# Records supplied
==================================================

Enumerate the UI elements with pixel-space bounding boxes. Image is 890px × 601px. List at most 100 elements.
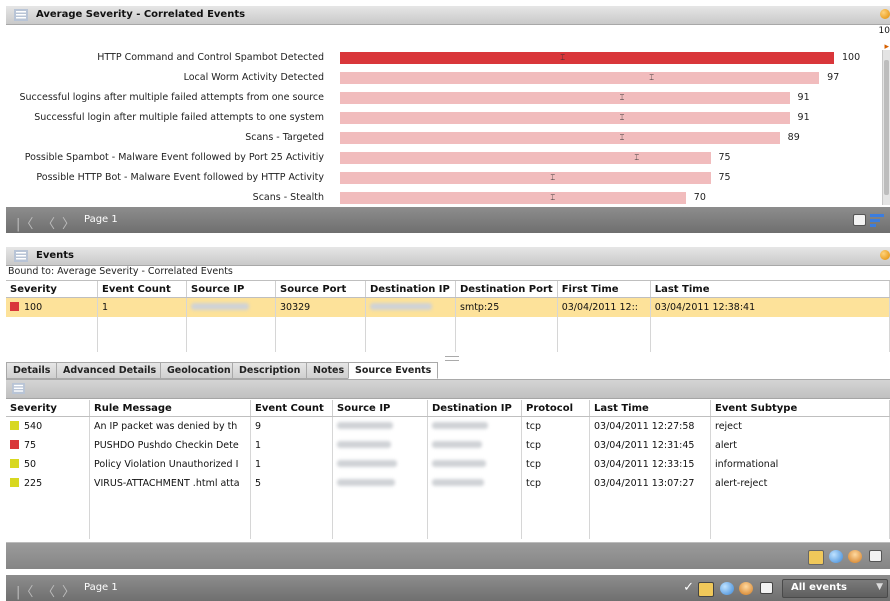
globe-icon[interactable] — [829, 550, 843, 563]
event-count-cell: 9 — [250, 416, 333, 436]
page-label: Page 1 — [84, 214, 118, 225]
chart-bar[interactable] — [340, 132, 780, 144]
col-event-subtype[interactable]: Event Subtype — [710, 400, 890, 417]
event-subtype-cell: alert — [710, 436, 890, 455]
col-destination-ip[interactable]: Destination IP — [427, 400, 522, 417]
col-first-time[interactable]: First Time — [557, 281, 651, 298]
table-row[interactable]: 225 VIRUS-ATTACHMENT .html atta 5 tcp 03… — [6, 474, 890, 493]
chart-value-label: 89 — [787, 132, 800, 143]
bar-chart-view-icon[interactable] — [870, 213, 884, 227]
panel-status-icon[interactable] — [880, 250, 890, 260]
chart-bar[interactable] — [340, 192, 686, 204]
protocol-cell: tcp — [521, 416, 590, 436]
chevron-down-icon: ▼ — [876, 582, 883, 592]
table-view-icon[interactable] — [869, 550, 882, 562]
rule-message-cell: VIRUS-ATTACHMENT .html atta — [89, 474, 251, 493]
col-event-count[interactable]: Event Count — [250, 400, 333, 417]
table-row[interactable]: 50 Policy Violation Unauthorized I 1 tcp… — [6, 455, 890, 474]
col-last-time[interactable]: Last Time — [589, 400, 711, 417]
monitor-icon[interactable] — [808, 550, 824, 565]
splitter-handle[interactable] — [445, 356, 459, 361]
tab-geolocation[interactable]: Geolocation — [160, 362, 238, 379]
list-icon[interactable] — [12, 383, 25, 394]
chart-bar[interactable] — [340, 52, 834, 64]
first-page-icon[interactable]: |〈 — [16, 581, 33, 600]
user-icon[interactable] — [848, 550, 862, 563]
chart-range-marker: ⌶ — [560, 53, 566, 62]
table-view-icon[interactable] — [760, 582, 773, 594]
chart-category-label: Local Worm Activity Detected — [183, 72, 324, 83]
redacted-ip — [337, 479, 395, 486]
redacted-ip — [337, 441, 391, 448]
col-last-time[interactable]: Last Time — [650, 281, 890, 298]
col-destination-port[interactable]: Destination Port — [455, 281, 558, 298]
col-severity[interactable]: Severity — [6, 281, 98, 298]
tab-notes[interactable]: Notes — [306, 362, 352, 379]
table-row[interactable]: 100 1 30329 smtp:25 03/04/2011 12:: 03/0… — [6, 297, 890, 317]
tab-source-events[interactable]: Source Events — [348, 362, 439, 379]
col-source-port[interactable]: Source Port — [275, 281, 366, 298]
event-count-cell: 1 — [97, 297, 187, 317]
table-row[interactable]: 540 An IP packet was denied by th 9 tcp … — [6, 416, 890, 436]
events-header-row: Severity Event Count Source IP Source Po… — [6, 281, 890, 298]
prev-page-icon[interactable]: 〈 — [42, 581, 55, 600]
last-time-cell: 03/04/2011 12:33:15 — [589, 455, 711, 474]
severity-swatch — [10, 302, 19, 311]
chart-value-label: 70 — [693, 192, 706, 203]
destination-ip-cell — [427, 416, 522, 436]
event-subtype-cell: informational — [710, 455, 890, 474]
tab-description[interactable]: Description — [232, 362, 308, 379]
severity-swatch — [10, 459, 19, 468]
prev-page-icon[interactable]: 〈 — [42, 213, 55, 232]
check-icon[interactable]: ✓ — [683, 580, 694, 595]
col-event-count[interactable]: Event Count — [97, 281, 187, 298]
chart-category-label: Possible Spambot - Malware Event followe… — [24, 152, 324, 163]
bound-to-label: Bound to: Average Severity - Correlated … — [8, 266, 233, 277]
chart-bar[interactable] — [340, 172, 711, 184]
chart-panel-header: Average Severity - Correlated Events — [6, 6, 890, 25]
chart-bar[interactable] — [340, 92, 790, 104]
severity-swatch — [10, 421, 19, 430]
page-label: Page 1 — [84, 582, 118, 593]
chart-scrollbar[interactable] — [882, 50, 890, 205]
chart-category-label: Successful login after multiple failed a… — [34, 112, 324, 123]
col-source-ip[interactable]: Source IP — [332, 400, 428, 417]
scrollbar-thumb[interactable] — [884, 60, 889, 195]
protocol-cell: tcp — [521, 455, 590, 474]
chart-value-label: 100 — [842, 52, 861, 63]
monitor-icon[interactable] — [698, 582, 714, 597]
panel-status-icon[interactable] — [880, 9, 890, 19]
chart-bar[interactable] — [340, 112, 790, 124]
col-protocol[interactable]: Protocol — [521, 400, 590, 417]
col-rule-message[interactable]: Rule Message — [89, 400, 251, 417]
col-destination-ip[interactable]: Destination IP — [365, 281, 456, 298]
redacted-ip — [432, 441, 482, 448]
next-page-icon[interactable]: 〉 — [62, 581, 75, 600]
col-severity[interactable]: Severity — [6, 400, 90, 417]
user-icon[interactable] — [739, 582, 753, 595]
source-events-header-row: Severity Rule Message Event Count Source… — [6, 400, 890, 417]
protocol-cell: tcp — [521, 474, 590, 493]
severity-cell: 100 — [6, 297, 98, 317]
redacted-ip — [432, 479, 484, 486]
chart-bar[interactable] — [340, 72, 820, 84]
globe-icon[interactable] — [720, 582, 734, 595]
events-panel-title: Events — [36, 250, 74, 261]
tab-details[interactable]: Details — [6, 362, 58, 379]
next-page-icon[interactable]: 〉 — [62, 213, 75, 232]
first-page-icon[interactable]: |〈 — [16, 213, 33, 232]
destination-ip-cell — [427, 455, 522, 474]
last-time-cell: 03/04/2011 12:27:58 — [589, 416, 711, 436]
severity-value: 540 — [24, 421, 43, 432]
chart-bar[interactable] — [340, 152, 711, 164]
destination-port-cell: smtp:25 — [455, 297, 558, 317]
chart-range-marker: ⌶ — [619, 133, 625, 142]
event-count-cell: 1 — [250, 436, 333, 455]
last-time-cell: 03/04/2011 13:07:27 — [589, 474, 711, 493]
table-row[interactable]: 75 PUSHDO Pushdo Checkin Dete 1 tcp 03/0… — [6, 436, 890, 455]
tab-advanced-details[interactable]: Advanced Details — [56, 362, 164, 379]
col-source-ip[interactable]: Source IP — [186, 281, 276, 298]
rule-message-cell: An IP packet was denied by th — [89, 416, 251, 436]
table-view-icon[interactable] — [853, 214, 866, 226]
event-filter-select[interactable]: All events ▼ — [782, 579, 888, 598]
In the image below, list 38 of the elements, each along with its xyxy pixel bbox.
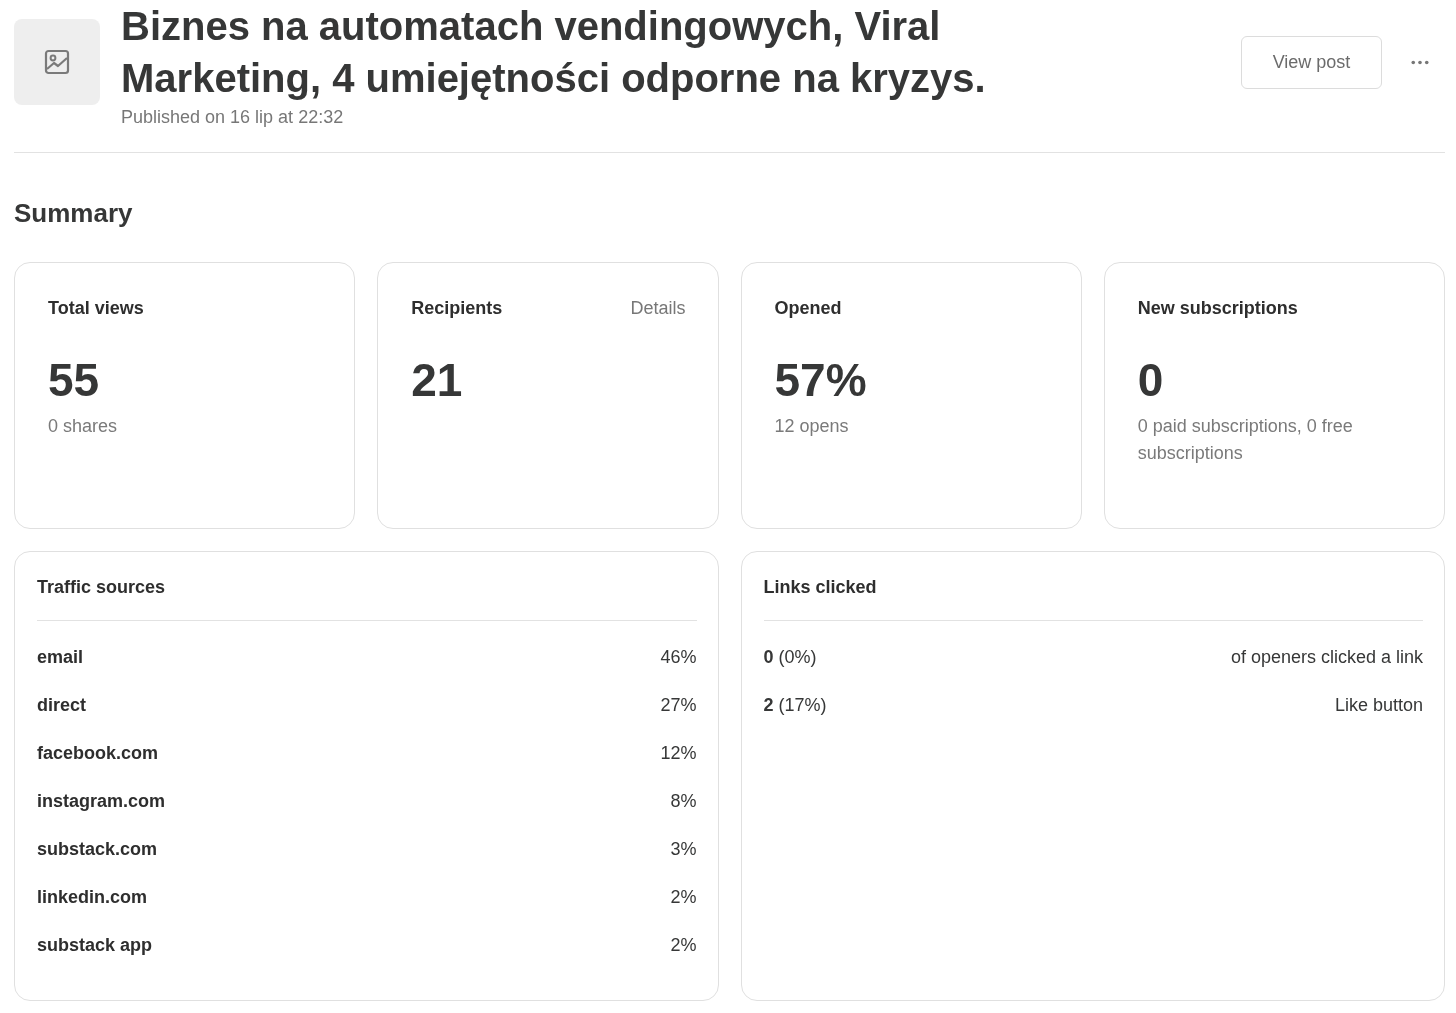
source-name: substack.com xyxy=(37,838,158,860)
source-share: 8% xyxy=(670,790,697,812)
post-title: Biznes na automatach vendingowych, Viral Marketing, 4 umiejętności odporne na kryzys. xyxy=(121,3,987,102)
published-date: Published on 16 lip at 22:32 xyxy=(121,106,345,129)
details-link[interactable]: Details xyxy=(630,296,686,320)
view-post-button[interactable]: View post xyxy=(1241,36,1382,89)
click-count: 2 (17%) xyxy=(763,694,827,716)
stat-value: 21 xyxy=(411,353,463,408)
stat-value: 55 xyxy=(48,353,100,408)
stat-label: Recipients xyxy=(411,297,503,320)
source-name: email xyxy=(37,646,84,668)
panel-title: Traffic sources xyxy=(37,576,166,599)
stat-detail: 0 shares xyxy=(48,415,119,438)
stat-label: Opened xyxy=(774,297,842,320)
stat-detail: 0 paid subscriptions, 0 free subscriptions xyxy=(1137,415,1354,465)
click-label: Like button xyxy=(1334,694,1423,716)
click-count: 0 (0%) xyxy=(763,646,817,668)
source-name: direct xyxy=(37,694,87,716)
source-share: 46% xyxy=(660,646,697,668)
more-icon[interactable] xyxy=(1411,60,1429,65)
stat-detail: 12 opens xyxy=(774,415,850,438)
source-share: 3% xyxy=(670,838,697,860)
source-name: instagram.com xyxy=(37,790,166,812)
stat-value: 0 xyxy=(1137,353,1164,408)
stat-value: 57% xyxy=(774,353,867,408)
source-share: 27% xyxy=(660,694,697,716)
summary-heading: Summary xyxy=(14,198,134,228)
panel-title: Links clicked xyxy=(763,576,877,599)
source-share: 12% xyxy=(660,742,697,764)
stat-label: Total views xyxy=(48,297,144,320)
click-label: of openers clicked a link xyxy=(1230,646,1423,668)
source-name: linkedin.com xyxy=(37,886,148,908)
source-name: facebook.com xyxy=(37,742,159,764)
source-share: 2% xyxy=(670,886,697,908)
stat-label: New subscriptions xyxy=(1137,297,1298,320)
source-share: 2% xyxy=(670,934,697,956)
source-name: substack app xyxy=(37,934,153,956)
image-icon xyxy=(44,49,70,75)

==================================================

# Your task
Line count for "category": say how many lines of the entries above include that word, and give only the number.

# Response to this exercise
3